### WORK TO DO
Lines holding the string "marker" are the ones to copy from this listing.

### SUPPLIED DATA
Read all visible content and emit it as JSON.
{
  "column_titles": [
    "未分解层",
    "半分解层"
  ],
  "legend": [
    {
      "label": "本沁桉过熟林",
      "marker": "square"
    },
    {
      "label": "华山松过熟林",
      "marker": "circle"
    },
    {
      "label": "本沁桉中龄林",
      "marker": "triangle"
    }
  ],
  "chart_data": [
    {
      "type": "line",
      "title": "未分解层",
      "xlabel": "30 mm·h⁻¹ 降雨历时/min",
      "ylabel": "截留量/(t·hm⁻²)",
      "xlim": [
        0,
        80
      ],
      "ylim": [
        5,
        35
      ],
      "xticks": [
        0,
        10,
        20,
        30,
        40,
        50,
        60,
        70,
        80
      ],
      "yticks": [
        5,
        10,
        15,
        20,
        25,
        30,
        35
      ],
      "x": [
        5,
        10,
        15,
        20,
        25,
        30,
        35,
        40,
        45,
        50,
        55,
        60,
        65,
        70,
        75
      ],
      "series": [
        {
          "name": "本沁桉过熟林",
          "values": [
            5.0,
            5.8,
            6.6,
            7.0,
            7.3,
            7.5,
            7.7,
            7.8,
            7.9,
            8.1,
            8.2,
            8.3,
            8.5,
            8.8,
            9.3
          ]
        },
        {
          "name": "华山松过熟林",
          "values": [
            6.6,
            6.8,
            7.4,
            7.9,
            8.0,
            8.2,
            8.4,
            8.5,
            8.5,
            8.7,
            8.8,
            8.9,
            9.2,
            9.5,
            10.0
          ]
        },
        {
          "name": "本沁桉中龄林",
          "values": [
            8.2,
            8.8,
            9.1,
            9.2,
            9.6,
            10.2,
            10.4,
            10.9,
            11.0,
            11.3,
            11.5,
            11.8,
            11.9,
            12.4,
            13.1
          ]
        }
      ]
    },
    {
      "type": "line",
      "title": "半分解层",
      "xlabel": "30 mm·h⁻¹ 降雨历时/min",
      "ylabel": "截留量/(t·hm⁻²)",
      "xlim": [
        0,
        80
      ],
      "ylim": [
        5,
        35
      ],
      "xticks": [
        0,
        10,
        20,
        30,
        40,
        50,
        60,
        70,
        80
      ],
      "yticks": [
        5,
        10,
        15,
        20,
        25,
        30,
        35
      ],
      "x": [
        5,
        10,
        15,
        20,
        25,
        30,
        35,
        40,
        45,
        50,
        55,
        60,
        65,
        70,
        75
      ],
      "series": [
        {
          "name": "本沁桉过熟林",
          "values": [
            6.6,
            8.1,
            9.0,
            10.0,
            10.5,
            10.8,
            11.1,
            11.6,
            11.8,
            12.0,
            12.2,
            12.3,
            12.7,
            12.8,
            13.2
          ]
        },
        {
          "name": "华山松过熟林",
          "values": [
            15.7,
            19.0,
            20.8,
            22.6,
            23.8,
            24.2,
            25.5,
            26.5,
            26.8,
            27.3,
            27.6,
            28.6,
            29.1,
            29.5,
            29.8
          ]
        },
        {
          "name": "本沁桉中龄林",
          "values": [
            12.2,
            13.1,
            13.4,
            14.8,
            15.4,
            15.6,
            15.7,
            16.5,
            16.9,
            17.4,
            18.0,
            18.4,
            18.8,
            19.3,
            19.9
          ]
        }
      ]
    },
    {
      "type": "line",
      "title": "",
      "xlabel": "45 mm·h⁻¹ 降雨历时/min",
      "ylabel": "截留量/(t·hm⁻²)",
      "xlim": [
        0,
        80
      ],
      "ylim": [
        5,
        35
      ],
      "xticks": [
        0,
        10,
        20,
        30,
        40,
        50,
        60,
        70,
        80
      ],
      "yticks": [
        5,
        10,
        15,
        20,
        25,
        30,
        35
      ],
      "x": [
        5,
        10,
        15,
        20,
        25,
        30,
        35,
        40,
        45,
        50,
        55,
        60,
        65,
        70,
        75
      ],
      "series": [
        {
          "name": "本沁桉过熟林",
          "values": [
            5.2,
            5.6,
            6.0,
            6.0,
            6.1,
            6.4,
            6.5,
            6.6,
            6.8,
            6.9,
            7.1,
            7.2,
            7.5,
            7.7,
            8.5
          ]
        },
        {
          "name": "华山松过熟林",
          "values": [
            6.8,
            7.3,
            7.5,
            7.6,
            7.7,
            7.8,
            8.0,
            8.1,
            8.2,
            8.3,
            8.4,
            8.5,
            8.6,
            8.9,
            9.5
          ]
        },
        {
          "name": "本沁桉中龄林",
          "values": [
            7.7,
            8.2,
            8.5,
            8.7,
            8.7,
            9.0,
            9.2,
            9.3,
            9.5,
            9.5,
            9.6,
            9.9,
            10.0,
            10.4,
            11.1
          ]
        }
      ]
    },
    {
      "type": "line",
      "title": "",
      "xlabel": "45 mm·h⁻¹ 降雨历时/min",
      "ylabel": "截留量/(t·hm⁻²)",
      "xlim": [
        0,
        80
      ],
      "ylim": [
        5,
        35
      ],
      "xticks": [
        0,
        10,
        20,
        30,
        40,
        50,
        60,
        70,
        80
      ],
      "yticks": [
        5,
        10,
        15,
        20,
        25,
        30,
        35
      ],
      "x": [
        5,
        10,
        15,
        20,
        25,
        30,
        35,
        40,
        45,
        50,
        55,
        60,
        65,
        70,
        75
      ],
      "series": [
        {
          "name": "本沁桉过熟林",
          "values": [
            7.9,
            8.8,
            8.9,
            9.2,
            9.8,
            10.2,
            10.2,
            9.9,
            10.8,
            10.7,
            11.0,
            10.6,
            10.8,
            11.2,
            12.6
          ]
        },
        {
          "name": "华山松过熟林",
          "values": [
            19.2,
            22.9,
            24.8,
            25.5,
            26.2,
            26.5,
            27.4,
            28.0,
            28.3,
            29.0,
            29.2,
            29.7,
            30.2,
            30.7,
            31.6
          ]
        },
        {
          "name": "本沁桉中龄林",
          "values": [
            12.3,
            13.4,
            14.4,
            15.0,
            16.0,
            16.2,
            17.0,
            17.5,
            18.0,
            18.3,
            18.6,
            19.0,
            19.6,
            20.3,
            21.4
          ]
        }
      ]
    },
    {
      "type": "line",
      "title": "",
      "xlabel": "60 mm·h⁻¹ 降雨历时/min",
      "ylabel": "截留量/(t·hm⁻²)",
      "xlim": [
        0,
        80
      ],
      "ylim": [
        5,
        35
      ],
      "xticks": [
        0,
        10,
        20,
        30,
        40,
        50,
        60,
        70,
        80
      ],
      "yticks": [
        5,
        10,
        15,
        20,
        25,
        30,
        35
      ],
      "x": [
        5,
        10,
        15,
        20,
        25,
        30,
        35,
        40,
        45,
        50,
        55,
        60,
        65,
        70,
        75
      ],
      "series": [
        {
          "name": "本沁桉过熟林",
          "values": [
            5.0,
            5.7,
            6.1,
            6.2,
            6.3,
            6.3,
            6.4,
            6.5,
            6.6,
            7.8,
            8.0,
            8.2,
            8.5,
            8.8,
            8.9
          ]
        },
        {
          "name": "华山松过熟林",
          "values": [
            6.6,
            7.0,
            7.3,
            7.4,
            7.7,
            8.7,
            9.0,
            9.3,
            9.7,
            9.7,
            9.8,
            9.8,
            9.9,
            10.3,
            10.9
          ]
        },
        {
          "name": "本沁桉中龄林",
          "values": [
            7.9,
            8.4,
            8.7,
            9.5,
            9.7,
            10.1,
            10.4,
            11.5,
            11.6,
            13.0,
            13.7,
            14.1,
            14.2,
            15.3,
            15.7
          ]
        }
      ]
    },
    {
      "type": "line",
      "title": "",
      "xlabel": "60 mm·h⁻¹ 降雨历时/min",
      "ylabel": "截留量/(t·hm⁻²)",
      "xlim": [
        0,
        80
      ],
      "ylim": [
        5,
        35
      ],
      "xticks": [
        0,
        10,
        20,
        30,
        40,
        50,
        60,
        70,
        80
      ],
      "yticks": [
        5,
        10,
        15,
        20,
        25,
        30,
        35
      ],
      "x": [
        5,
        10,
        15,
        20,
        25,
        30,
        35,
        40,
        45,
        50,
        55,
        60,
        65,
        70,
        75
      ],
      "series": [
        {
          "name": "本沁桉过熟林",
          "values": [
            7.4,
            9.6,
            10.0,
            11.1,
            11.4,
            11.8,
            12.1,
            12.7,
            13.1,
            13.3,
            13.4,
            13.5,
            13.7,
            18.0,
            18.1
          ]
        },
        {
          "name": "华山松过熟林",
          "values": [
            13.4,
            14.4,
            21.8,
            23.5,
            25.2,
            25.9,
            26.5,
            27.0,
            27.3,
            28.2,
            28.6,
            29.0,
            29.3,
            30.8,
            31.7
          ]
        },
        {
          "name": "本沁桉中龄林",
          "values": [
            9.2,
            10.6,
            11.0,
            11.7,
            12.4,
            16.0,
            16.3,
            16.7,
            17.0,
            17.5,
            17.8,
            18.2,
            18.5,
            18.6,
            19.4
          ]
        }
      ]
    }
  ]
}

### PROBLEM SOLUTION
      "marker": "square"
      "marker": "circle"
      "marker": "triangle"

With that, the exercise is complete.